## Task statement
Return the material below in full and exactly.

### Source data

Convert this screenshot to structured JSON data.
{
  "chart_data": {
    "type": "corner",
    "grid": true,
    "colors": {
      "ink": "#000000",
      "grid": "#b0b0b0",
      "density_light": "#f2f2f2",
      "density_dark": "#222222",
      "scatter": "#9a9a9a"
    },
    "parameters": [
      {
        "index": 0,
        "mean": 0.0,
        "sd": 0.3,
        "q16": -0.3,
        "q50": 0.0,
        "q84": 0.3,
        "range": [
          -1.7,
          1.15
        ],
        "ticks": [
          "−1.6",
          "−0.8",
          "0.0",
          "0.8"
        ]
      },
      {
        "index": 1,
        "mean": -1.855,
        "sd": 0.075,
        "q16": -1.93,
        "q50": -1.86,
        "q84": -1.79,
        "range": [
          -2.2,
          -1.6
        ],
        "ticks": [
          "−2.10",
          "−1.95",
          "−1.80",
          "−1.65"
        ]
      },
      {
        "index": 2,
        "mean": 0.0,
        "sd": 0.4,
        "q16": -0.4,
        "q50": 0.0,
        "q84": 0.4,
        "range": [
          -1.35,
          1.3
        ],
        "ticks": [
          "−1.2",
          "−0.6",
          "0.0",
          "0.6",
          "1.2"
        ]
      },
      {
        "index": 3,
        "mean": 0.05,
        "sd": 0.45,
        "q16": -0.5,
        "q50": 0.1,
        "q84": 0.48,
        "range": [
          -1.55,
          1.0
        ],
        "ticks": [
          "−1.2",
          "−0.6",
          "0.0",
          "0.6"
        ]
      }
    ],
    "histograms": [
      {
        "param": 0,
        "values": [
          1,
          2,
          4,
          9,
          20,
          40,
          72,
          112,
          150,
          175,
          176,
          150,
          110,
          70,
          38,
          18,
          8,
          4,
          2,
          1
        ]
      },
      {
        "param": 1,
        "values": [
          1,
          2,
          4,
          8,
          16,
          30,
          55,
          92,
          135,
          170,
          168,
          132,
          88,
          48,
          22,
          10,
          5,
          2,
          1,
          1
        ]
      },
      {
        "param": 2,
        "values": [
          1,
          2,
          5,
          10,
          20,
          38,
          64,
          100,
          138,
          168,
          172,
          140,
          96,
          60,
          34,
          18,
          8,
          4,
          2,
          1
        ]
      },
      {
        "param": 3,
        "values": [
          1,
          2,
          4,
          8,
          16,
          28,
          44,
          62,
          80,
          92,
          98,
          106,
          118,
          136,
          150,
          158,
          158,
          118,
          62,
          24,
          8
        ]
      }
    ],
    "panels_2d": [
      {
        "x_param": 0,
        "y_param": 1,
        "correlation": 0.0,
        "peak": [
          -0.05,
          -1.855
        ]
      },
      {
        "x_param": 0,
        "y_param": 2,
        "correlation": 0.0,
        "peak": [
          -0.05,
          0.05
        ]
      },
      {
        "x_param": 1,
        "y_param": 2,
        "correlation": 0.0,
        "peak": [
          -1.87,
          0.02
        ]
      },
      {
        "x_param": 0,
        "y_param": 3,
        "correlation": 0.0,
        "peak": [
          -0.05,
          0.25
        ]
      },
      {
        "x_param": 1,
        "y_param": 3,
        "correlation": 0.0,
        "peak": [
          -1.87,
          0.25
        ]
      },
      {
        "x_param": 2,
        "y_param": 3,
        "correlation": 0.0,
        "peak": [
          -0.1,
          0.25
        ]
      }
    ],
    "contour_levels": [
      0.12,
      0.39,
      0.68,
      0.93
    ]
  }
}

######

## Final answer
Convert this screenshot to structured JSON data.
{
  "chart_data": {
    "type": "corner",
    "grid": true,
    "colors": {
      "ink": "#000000",
      "grid": "#b0b0b0",
      "density_light": "#f2f2f2",
      "density_dark": "#222222",
      "scatter": "#9a9a9a"
    },
    "parameters": [
      {
        "index": 0,
        "mean": 0.0,
        "sd": 0.3,
        "q16": -0.3,
        "q50": 0.0,
        "q84": 0.3,
        "range": [
          -1.7,
          1.15
        ],
        "ticks": [
          "−1.6",
          "−0.8",
          "0.0",
          "0.8"
        ]
      },
      {
        "index": 1,
        "mean": -1.855,
        "sd": 0.075,
        "q16": -1.93,
        "q50": -1.86,
        "q84": -1.79,
        "range": [
          -2.2,
          -1.6
        ],
        "ticks": [
          "−2.10",
          "−1.95",
          "−1.80",
          "−1.65"
        ]
      },
      {
        "index": 2,
        "mean": 0.0,
        "sd": 0.4,
        "q16": -0.4,
        "q50": 0.0,
        "q84": 0.4,
        "range": [
          -1.35,
          1.3
        ],
        "ticks": [
          "−1.2",
          "−0.6",
          "0.0",
          "0.6",
          "1.2"
        ]
      },
      {
        "index": 3,
        "mean": 0.05,
        "sd": 0.45,
        "q16": -0.5,
        "q50": 0.1,
        "q84": 0.48,
        "range": [
          -1.55,
          1.0
        ],
        "ticks": [
          "−1.2",
          "−0.6",
          "0.0",
          "0.6"
        ]
      }
    ],
    "histograms": [
      {
        "param": 0,
        "values": [
          1,
          2,
          4,
          9,
          20,
          40,
          72,
          112,
          150,
          175,
          176,
          150,
          110,
          70,
          38,
          18,
          8,
          4,
          2,
          1
        ]
      },
      {
        "param": 1,
        "values": [
          1,
          2,
          4,
          8,
          16,
          30,
          55,
          92,
          135,
          170,
          168,
          132,
          88,
          48,
          22,
          10,
          5,
          2,
          1,
          1
        ]
      },
      {
        "param": 2,
        "values": [
          1,
          2,
          5,
          10,
          20,
          38,
          64,
          100,
          138,
          168,
          172,
          140,
          96,
          60,
          34,
          18,
          8,
          4,
          2,
          1
        ]
      },
      {
        "param": 3,
        "values": [
          1,
          2,
          4,
          8,
          16,
          28,
          44,
          62,
          80,
          92,
          98,
          106,
          118,
          136,
          150,
          158,
          158,
          118,
          62,
          24,
          8
        ]
      }
    ],
    "panels_2d": [
      {
        "x_param": 0,
        "y_param": 1,
        "correlation": 0.0,
        "peak": [
          -0.05,
          -1.855
        ]
      },
      {
        "x_param": 0,
        "y_param": 2,
        "correlation": 0.0,
        "peak": [
          -0.05,
          0.05
        ]
      },
      {
        "x_param": 1,
        "y_param": 2,
        "correlation": 0.0,
        "peak": [
          -1.87,
          0.02
        ]
      },
      {
        "x_param": 0,
        "y_param": 3,
        "correlation": 0.0,
        "peak": [
          -0.05,
          0.25
        ]
      },
      {
        "x_param": 1,
        "y_param": 3,
        "correlation": 0.0,
        "peak": [
          -1.87,
          0.25
        ]
      },
      {
        "x_param": 2,
        "y_param": 3,
        "correlation": 0.0,
        "peak": [
          -0.1,
          0.25
        ]
      }
    ],
    "contour_levels": [
      0.12,
      0.39,
      0.68,
      0.93
    ]
  }
}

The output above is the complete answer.